Breaking Rules

norules

I believe I have some ‘splaining to do for not posting in a while. What it really comes down to is I break a lot of rules, and not just writing rules, but all kinds of rules, especially airplane rules when they have the fasten seatbelt sign still illuminated after the third round of beverages. I mean, really? We’re not all blessed with elephant bladders. And stop signs aren’t meant for a full completion, that’s why those self-driving cars are getting into accidents. (News Flash: Humans are too unpredictable.) And I refuse to have mattress tags in my house, regardless of jail time.

So, back to the writing rules before this post turns into a full blown rant, cuz I’m always one step away.

I’ve been working more on manuscript #1 after a wonderful, constructive, agent critique. Now I shouldn’t be relying on agents for this, I know. I should be joining a writing group. But I already have a Costco membership, and more plastic in an already fat wallet full of rewards/points/loyalty/discount cards will kill the sciatica. (Damn people, just give me the discount! And stop asking me to fill out a survey for it. You gotta fill out a survey for everything these days. Even breathing. Like all I have time for is sitting at home reviewing my experiences buying bird food and cans of beans like it was a mind-bending event. I’d write a novel about it if it made good literature. But it doesn’t. So keep your 5% off and leave me alone.) (See, I broke my no-ranting rule.) (But if you rant within parenthesis, it doesn’t count.) (I made up that rule.) (Feel free to use it.)

**Work to do**:
1. In the rule-breaking post, what membership does the writer say they already have instead of joining a writing group?
2. Duplicate the rule-breaking post from "I’ve been working" to "to use it.)".
The items come from a different source than the rule-breaking post.

**Supplied entries**:

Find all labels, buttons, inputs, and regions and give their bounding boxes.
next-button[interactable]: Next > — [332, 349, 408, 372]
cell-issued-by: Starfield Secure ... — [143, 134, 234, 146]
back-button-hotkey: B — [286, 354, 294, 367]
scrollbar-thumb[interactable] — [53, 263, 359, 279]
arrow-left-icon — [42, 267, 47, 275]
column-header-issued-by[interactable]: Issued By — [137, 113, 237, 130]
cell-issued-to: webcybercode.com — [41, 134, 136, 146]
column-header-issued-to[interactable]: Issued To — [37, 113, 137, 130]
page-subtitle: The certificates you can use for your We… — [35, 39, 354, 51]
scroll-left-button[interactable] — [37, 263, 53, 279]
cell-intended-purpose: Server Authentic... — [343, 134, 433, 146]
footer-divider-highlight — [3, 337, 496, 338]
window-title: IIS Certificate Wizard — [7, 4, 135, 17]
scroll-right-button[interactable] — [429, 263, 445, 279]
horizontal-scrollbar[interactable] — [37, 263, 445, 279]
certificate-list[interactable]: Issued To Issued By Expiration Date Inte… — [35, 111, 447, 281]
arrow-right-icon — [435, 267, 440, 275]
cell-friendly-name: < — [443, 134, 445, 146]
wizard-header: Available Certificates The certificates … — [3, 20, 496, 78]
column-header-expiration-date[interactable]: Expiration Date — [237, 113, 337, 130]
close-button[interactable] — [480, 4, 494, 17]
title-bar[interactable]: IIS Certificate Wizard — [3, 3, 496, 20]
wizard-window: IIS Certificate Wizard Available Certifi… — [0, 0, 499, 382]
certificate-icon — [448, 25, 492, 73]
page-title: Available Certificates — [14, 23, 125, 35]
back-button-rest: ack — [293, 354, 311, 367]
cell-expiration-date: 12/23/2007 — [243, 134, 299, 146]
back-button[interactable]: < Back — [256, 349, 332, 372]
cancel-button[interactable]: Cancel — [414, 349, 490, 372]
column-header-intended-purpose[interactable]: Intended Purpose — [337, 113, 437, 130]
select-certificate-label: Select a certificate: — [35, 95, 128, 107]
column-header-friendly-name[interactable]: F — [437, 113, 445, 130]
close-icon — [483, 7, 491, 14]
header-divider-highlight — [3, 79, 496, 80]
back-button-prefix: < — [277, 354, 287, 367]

**The replies**:
1. A Costco membership.

2.
I’ve been working more on manuscript #1 after a wonderful, constructive, agent critique. Now I shouldn’t be relying on agents for this, I know. I should be joining a writing group. But I already have a Costco membership, and more plastic in an already fat wallet full of rewards/points/loyalty/discount cards will kill the sciatica. (Damn people, just give me the discount! And stop asking me to fill out a survey for it. You gotta fill out a survey for everything these days. Even breathing. Like all I have time for is sitting at home reviewing my experiences buying bird food and cans of beans like it was a mind-bending event. I’d write a novel about it if it made good literature. But it doesn’t. So keep your 5% off and leave me alone.) (See, I broke my no-ranting rule.) (But if you rant within parenthesis, it doesn’t count.) (I made up that rule.) (Feel free to use it.)